§ **SUPPLIED MATERIAL**
— Start —

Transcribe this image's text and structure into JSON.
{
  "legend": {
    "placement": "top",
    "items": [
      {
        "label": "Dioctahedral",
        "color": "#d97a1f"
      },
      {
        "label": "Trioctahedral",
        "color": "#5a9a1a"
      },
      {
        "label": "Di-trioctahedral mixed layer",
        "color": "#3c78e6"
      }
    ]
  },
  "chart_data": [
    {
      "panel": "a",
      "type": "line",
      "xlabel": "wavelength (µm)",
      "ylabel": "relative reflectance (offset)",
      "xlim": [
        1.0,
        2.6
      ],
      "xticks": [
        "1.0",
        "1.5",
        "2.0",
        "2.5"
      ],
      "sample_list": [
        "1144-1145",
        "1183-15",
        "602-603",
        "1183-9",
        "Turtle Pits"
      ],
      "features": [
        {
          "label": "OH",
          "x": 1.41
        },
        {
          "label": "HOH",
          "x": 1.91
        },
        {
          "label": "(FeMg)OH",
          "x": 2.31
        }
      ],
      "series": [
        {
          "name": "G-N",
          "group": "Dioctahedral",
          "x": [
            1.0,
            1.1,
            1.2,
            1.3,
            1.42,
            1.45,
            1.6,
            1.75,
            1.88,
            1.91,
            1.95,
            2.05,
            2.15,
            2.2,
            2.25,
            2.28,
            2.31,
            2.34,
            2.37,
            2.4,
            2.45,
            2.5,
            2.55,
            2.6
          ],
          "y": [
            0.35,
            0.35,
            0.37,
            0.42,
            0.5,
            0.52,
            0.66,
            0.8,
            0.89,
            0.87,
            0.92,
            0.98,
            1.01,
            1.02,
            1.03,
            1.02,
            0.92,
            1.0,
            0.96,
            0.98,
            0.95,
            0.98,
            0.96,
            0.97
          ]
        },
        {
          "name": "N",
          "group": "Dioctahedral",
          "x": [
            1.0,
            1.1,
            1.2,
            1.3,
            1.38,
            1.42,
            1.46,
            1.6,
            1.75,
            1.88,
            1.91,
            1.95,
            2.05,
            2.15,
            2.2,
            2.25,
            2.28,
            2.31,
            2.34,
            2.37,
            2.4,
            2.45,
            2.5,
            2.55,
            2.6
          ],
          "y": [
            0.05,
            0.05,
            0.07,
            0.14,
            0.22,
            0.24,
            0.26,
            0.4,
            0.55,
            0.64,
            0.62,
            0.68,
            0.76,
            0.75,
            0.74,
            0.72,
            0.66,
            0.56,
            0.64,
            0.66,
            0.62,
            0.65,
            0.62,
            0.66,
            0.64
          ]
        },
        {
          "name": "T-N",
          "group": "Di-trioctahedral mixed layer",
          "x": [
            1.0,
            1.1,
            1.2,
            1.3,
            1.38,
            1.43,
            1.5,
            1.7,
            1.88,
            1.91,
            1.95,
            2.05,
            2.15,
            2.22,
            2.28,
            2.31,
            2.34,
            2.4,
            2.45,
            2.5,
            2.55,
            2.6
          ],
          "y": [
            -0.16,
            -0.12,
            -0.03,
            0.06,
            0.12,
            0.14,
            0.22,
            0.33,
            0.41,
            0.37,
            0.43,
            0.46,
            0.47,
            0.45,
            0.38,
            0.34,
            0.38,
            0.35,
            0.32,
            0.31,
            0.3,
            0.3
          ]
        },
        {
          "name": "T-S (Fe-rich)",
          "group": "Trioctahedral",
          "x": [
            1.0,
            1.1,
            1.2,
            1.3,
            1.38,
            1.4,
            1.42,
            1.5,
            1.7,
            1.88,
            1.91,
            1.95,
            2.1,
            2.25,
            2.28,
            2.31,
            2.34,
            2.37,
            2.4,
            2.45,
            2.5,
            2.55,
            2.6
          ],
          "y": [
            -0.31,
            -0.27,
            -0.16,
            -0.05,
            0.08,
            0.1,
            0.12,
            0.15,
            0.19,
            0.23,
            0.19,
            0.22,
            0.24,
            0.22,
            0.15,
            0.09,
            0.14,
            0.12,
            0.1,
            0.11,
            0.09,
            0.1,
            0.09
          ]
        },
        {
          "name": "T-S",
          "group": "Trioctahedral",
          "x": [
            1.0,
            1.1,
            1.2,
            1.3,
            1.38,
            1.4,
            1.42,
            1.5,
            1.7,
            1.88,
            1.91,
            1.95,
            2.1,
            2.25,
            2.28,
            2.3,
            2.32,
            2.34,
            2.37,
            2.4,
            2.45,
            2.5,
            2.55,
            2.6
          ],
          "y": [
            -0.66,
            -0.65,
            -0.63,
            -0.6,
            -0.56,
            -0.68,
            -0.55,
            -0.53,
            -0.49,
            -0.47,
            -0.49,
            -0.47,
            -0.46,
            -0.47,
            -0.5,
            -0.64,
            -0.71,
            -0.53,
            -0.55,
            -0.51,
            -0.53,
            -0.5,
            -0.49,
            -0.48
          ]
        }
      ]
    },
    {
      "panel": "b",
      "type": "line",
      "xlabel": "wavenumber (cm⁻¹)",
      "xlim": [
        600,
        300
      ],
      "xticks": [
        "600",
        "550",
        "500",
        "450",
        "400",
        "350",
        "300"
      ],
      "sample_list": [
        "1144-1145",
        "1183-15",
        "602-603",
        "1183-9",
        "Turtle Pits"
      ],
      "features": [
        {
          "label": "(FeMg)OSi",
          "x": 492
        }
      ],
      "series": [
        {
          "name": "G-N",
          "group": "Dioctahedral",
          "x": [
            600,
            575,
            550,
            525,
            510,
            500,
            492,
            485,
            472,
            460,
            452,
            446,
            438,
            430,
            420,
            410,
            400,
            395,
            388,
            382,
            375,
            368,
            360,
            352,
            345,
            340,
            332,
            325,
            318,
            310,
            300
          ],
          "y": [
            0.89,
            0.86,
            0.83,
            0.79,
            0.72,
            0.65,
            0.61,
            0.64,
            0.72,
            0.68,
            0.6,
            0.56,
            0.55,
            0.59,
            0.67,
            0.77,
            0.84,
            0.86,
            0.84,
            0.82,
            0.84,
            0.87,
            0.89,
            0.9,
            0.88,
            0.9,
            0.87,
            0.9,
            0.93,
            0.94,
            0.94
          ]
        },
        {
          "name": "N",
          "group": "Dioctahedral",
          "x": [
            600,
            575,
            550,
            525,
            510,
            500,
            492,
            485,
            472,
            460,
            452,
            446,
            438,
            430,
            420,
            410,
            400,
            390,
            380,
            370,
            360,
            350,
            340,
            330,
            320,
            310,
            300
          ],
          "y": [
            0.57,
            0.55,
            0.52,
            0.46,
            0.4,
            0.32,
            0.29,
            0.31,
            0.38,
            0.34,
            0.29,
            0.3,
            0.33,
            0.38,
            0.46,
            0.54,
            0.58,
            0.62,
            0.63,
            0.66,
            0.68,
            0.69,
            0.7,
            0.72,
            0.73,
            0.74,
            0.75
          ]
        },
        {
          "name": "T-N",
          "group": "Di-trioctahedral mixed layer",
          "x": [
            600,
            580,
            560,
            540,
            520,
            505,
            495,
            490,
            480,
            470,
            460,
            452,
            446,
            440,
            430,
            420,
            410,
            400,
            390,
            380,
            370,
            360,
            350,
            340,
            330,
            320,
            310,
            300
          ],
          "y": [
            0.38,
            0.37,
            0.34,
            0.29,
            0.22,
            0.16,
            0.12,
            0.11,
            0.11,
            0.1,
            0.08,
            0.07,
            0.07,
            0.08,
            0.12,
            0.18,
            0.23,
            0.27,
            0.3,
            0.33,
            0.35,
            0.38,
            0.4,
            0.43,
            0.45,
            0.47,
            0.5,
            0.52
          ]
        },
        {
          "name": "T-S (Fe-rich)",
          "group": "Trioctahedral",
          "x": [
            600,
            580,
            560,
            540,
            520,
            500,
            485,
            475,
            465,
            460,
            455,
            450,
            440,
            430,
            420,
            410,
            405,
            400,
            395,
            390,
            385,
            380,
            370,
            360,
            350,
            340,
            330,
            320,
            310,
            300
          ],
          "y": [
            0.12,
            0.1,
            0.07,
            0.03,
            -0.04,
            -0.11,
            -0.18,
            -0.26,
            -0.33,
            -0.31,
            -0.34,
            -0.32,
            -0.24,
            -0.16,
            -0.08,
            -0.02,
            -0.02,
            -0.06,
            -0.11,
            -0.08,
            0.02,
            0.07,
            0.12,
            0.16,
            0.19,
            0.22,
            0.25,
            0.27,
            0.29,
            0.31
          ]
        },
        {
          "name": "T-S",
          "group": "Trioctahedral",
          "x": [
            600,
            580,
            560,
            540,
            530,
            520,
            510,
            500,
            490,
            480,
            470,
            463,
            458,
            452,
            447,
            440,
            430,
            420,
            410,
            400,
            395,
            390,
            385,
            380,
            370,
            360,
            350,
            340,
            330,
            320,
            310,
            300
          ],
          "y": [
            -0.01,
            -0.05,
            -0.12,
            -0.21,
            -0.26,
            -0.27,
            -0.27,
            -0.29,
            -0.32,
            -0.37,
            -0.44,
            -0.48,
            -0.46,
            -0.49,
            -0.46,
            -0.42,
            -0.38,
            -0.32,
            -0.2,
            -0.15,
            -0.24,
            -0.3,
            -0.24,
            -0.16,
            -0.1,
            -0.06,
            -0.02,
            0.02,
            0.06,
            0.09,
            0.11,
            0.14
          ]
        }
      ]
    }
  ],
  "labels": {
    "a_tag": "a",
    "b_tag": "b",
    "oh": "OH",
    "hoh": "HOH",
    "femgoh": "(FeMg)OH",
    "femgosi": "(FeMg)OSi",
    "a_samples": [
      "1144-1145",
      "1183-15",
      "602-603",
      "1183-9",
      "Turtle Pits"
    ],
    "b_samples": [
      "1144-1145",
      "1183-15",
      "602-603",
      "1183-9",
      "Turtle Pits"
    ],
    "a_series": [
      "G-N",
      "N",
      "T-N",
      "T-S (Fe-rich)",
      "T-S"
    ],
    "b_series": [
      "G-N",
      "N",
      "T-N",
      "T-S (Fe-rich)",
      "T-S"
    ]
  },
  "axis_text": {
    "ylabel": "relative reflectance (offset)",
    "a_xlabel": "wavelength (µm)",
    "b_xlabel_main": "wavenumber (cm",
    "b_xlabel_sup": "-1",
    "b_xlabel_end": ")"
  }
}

— End —

§ **DIRECTIONS FOR THIS TASK**
Look over the records above and copy each line that includes the string "reflectance".

§ **OUTPUT OF THE TASK**
      "ylabel": "relative reflectance (offset)",
    "ylabel": "relative reflectance (offset)",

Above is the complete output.